[START OF Input for this task]
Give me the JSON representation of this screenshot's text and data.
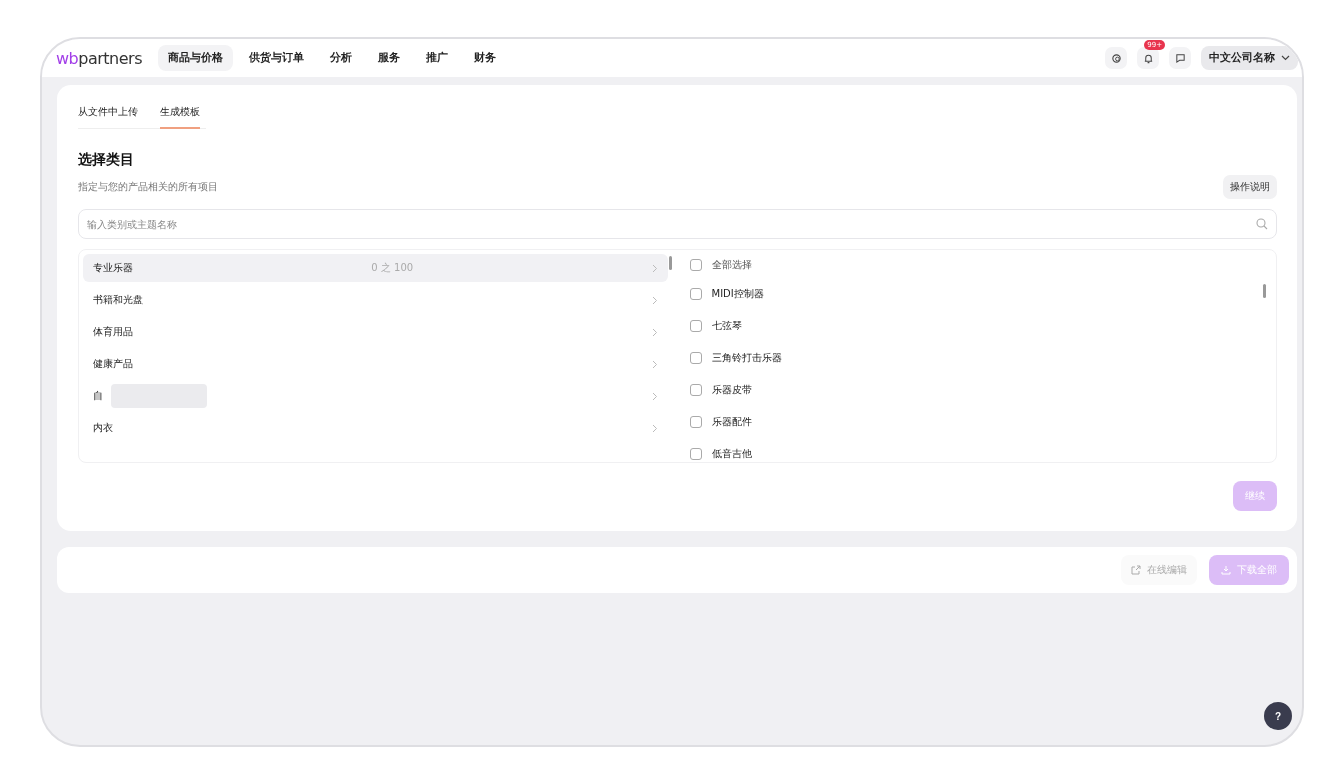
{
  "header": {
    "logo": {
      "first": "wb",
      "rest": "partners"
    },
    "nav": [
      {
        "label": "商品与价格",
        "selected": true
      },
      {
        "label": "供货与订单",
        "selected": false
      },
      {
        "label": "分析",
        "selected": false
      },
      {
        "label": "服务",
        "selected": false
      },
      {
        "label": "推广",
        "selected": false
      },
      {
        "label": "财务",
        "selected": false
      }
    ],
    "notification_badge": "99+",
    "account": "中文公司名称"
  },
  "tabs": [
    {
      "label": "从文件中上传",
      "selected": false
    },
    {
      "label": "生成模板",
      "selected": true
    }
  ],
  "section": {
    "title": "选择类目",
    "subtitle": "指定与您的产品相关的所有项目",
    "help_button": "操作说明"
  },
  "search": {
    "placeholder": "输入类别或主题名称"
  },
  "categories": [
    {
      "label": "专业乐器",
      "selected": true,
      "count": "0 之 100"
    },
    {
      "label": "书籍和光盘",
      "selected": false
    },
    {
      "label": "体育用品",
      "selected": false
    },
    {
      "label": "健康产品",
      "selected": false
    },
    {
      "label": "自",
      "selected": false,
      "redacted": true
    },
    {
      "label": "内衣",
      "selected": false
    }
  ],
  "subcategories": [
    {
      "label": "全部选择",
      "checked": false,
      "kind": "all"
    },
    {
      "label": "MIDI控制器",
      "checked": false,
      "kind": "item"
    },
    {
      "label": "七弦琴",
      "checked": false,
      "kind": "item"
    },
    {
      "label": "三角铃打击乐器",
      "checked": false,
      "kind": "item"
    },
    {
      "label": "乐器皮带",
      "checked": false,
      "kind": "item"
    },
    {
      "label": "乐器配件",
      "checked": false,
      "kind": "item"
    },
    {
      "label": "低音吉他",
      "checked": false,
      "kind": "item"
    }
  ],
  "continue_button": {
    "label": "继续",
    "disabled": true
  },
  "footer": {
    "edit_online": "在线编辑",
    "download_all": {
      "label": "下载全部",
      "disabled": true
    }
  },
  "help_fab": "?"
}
[END OF Input for this task]
[START OF Input for this task]
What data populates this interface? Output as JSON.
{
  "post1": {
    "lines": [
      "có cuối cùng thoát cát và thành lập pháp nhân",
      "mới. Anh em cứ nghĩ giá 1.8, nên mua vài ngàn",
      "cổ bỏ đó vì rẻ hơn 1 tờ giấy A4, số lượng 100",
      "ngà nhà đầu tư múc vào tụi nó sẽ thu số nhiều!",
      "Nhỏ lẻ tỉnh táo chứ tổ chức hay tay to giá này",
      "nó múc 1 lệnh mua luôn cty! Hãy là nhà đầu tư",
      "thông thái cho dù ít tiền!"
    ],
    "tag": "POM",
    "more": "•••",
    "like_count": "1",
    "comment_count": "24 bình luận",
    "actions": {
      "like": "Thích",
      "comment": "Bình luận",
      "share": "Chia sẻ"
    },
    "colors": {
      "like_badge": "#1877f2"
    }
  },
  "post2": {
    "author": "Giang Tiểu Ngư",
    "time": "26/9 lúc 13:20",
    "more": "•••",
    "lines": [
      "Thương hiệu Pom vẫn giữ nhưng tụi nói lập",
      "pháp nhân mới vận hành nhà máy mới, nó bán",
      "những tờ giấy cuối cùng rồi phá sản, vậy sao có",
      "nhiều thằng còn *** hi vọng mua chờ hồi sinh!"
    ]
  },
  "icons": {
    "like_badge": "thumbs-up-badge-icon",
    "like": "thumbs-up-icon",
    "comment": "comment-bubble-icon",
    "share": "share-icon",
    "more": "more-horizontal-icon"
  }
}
[END OF Input for this task]
[START OF Input for this task]
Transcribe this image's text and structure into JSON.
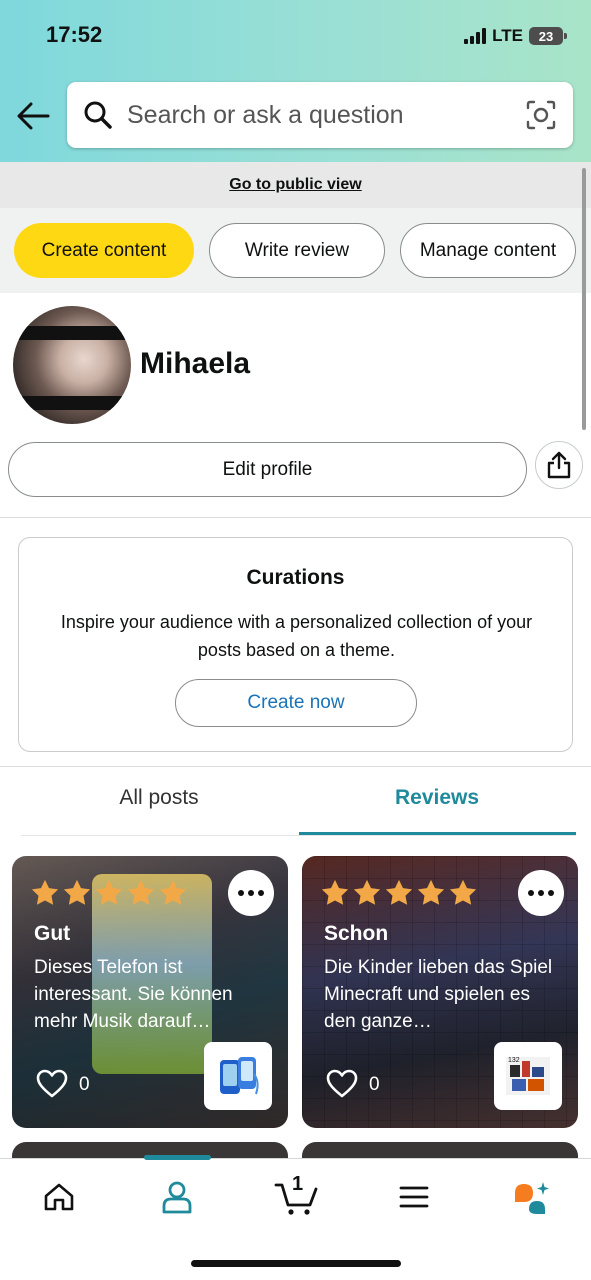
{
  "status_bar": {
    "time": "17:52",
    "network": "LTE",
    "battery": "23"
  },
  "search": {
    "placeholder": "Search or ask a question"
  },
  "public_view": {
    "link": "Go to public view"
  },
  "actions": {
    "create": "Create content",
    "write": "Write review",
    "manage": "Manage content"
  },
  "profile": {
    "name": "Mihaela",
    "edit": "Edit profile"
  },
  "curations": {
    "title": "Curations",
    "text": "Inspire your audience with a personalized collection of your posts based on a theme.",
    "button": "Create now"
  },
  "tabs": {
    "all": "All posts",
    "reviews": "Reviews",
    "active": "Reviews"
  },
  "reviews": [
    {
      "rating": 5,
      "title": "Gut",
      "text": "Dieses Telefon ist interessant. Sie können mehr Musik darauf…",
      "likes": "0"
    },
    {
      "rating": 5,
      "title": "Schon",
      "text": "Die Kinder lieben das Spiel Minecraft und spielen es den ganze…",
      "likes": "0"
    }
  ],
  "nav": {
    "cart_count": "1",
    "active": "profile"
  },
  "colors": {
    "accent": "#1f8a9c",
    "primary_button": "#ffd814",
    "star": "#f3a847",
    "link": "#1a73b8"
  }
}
[END OF Input for this task]
• **Instructions to follow**
Say how many lines above contain the string "data". Answer with the number only.

• **Problem solution**
2